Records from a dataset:
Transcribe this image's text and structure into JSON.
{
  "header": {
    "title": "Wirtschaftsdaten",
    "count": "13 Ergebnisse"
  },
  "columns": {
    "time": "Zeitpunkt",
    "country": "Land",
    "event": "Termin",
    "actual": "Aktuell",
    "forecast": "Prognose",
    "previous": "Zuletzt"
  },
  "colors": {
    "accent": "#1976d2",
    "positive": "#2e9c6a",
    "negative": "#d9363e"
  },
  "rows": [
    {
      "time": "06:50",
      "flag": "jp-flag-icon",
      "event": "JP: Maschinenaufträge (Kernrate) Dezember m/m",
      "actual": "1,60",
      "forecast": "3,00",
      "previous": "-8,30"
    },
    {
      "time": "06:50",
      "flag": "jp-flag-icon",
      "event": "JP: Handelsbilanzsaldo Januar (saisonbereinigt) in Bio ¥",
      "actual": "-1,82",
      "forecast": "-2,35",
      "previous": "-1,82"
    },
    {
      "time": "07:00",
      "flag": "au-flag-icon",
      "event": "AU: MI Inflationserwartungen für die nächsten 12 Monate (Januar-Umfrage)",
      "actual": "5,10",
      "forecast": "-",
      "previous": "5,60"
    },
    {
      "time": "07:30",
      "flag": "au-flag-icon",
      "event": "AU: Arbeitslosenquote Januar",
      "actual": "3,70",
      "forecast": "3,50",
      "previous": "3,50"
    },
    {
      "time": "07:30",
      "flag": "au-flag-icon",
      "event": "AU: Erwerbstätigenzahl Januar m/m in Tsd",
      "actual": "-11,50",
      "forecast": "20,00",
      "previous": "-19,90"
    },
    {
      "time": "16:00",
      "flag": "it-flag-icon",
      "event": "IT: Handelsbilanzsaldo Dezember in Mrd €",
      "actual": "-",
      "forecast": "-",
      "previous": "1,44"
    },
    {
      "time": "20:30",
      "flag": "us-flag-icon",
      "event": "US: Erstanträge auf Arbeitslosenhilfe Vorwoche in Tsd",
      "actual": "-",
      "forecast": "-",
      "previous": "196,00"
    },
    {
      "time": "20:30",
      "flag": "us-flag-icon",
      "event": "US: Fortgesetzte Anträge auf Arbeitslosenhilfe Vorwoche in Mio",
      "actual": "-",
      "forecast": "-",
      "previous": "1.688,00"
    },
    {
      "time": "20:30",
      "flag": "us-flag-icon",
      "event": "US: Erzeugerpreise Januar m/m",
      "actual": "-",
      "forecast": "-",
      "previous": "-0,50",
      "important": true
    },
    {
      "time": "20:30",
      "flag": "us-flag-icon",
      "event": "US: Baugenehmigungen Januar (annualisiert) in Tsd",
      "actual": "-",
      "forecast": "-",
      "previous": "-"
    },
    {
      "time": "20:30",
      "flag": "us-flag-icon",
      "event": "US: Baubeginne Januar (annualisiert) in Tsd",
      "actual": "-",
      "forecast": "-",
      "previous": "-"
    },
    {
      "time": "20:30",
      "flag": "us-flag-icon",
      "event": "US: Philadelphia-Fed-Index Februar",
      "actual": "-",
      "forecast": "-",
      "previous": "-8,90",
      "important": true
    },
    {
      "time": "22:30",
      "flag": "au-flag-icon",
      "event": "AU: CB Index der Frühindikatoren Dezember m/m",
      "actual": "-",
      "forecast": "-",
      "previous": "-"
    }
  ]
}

#### Task brief
Write out the records above again, keeping each one identical to the original.

#### Finished task
Transcribe this image's text and structure into JSON.
{
  "header": {
    "title": "Wirtschaftsdaten",
    "count": "13 Ergebnisse"
  },
  "columns": {
    "time": "Zeitpunkt",
    "country": "Land",
    "event": "Termin",
    "actual": "Aktuell",
    "forecast": "Prognose",
    "previous": "Zuletzt"
  },
  "colors": {
    "accent": "#1976d2",
    "positive": "#2e9c6a",
    "negative": "#d9363e"
  },
  "rows": [
    {
      "time": "06:50",
      "flag": "jp-flag-icon",
      "event": "JP: Maschinenaufträge (Kernrate) Dezember m/m",
      "actual": "1,60",
      "forecast": "3,00",
      "previous": "-8,30"
    },
    {
      "time": "06:50",
      "flag": "jp-flag-icon",
      "event": "JP: Handelsbilanzsaldo Januar (saisonbereinigt) in Bio ¥",
      "actual": "-1,82",
      "forecast": "-2,35",
      "previous": "-1,82"
    },
    {
      "time": "07:00",
      "flag": "au-flag-icon",
      "event": "AU: MI Inflationserwartungen für die nächsten 12 Monate (Januar-Umfrage)",
      "actual": "5,10",
      "forecast": "-",
      "previous": "5,60"
    },
    {
      "time": "07:30",
      "flag": "au-flag-icon",
      "event": "AU: Arbeitslosenquote Januar",
      "actual": "3,70",
      "forecast": "3,50",
      "previous": "3,50"
    },
    {
      "time": "07:30",
      "flag": "au-flag-icon",
      "event": "AU: Erwerbstätigenzahl Januar m/m in Tsd",
      "actual": "-11,50",
      "forecast": "20,00",
      "previous": "-19,90"
    },
    {
      "time": "16:00",
      "flag": "it-flag-icon",
      "event": "IT: Handelsbilanzsaldo Dezember in Mrd €",
      "actual": "-",
      "forecast": "-",
      "previous": "1,44"
    },
    {
      "time": "20:30",
      "flag": "us-flag-icon",
      "event": "US: Erstanträge auf Arbeitslosenhilfe Vorwoche in Tsd",
      "actual": "-",
      "forecast": "-",
      "previous": "196,00"
    },
    {
      "time": "20:30",
      "flag": "us-flag-icon",
      "event": "US: Fortgesetzte Anträge auf Arbeitslosenhilfe Vorwoche in Mio",
      "actual": "-",
      "forecast": "-",
      "previous": "1.688,00"
    },
    {
      "time": "20:30",
      "flag": "us-flag-icon",
      "event": "US: Erzeugerpreise Januar m/m",
      "actual": "-",
      "forecast": "-",
      "previous": "-0,50",
      "important": true
    },
    {
      "time": "20:30",
      "flag": "us-flag-icon",
      "event": "US: Baugenehmigungen Januar (annualisiert) in Tsd",
      "actual": "-",
      "forecast": "-",
      "previous": "-"
    },
    {
      "time": "20:30",
      "flag": "us-flag-icon",
      "event": "US: Baubeginne Januar (annualisiert) in Tsd",
      "actual": "-",
      "forecast": "-",
      "previous": "-"
    },
    {
      "time": "20:30",
      "flag": "us-flag-icon",
      "event": "US: Philadelphia-Fed-Index Februar",
      "actual": "-",
      "forecast": "-",
      "previous": "-8,90",
      "important": true
    },
    {
      "time": "22:30",
      "flag": "au-flag-icon",
      "event": "AU: CB Index der Frühindikatoren Dezember m/m",
      "actual": "-",
      "forecast": "-",
      "previous": "-"
    }
  ]
}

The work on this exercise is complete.